[Aim of the exercise]
Write out each line exactly as it stands, please.

──────── Extracted material ────────

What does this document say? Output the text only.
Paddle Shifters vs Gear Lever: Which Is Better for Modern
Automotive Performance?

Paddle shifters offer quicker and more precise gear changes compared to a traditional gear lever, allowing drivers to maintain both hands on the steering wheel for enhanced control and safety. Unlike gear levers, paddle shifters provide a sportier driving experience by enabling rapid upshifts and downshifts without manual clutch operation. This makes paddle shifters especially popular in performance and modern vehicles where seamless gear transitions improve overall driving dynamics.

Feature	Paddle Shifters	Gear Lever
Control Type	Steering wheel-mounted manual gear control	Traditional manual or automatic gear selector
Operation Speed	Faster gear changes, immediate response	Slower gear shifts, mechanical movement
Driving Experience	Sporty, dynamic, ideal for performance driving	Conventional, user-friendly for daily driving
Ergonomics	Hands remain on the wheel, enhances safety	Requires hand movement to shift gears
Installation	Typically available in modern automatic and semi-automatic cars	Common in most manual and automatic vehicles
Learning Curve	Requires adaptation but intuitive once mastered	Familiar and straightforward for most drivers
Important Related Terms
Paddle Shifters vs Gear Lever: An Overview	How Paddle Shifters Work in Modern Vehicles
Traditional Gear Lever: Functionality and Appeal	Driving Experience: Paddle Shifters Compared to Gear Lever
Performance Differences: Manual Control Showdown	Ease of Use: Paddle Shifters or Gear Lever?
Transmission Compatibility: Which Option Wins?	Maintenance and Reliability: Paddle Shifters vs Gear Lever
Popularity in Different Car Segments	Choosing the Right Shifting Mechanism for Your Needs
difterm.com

────────

[Exercise solution]
What does this document say? Output the text only.
Paddle Shifters vs Gear Lever: Which Is Better for Modern
Automotive Performance?

Paddle shifters offer quicker and more precise gear changes compared to a traditional gear lever, allowing drivers to maintain both hands on the steering wheel for enhanced control and safety. Unlike gear levers, paddle shifters provide a sportier driving experience by enabling rapid upshifts and downshifts without manual clutch operation. This makes paddle shifters especially popular in performance and modern vehicles where seamless gear transitions improve overall driving dynamics.

Feature	Paddle Shifters	Gear Lever
Control Type	Steering wheel-mounted manual gear control	Traditional manual or automatic gear selector
Operation Speed	Faster gear changes, immediate response	Slower gear shifts, mechanical movement
Driving Experience	Sporty, dynamic, ideal for performance driving	Conventional, user-friendly for daily driving
Ergonomics	Hands remain on the wheel, enhances safety	Requires hand movement to shift gears
Installation	Typically available in modern automatic and semi-automatic cars	Common in most manual and automatic vehicles
Learning Curve	Requires adaptation but intuitive once mastered	Familiar and straightforward for most drivers
Important Related Terms
Paddle Shifters vs Gear Lever: An Overview	How Paddle Shifters Work in Modern Vehicles
Traditional Gear Lever: Functionality and Appeal	Driving Experience: Paddle Shifters Compared to Gear Lever
Performance Differences: Manual Control Showdown	Ease of Use: Paddle Shifters or Gear Lever?
Transmission Compatibility: Which Option Wins?	Maintenance and Reliability: Paddle Shifters vs Gear Lever
Popularity in Different Car Segments	Choosing the Right Shifting Mechanism for Your Needs
difterm.com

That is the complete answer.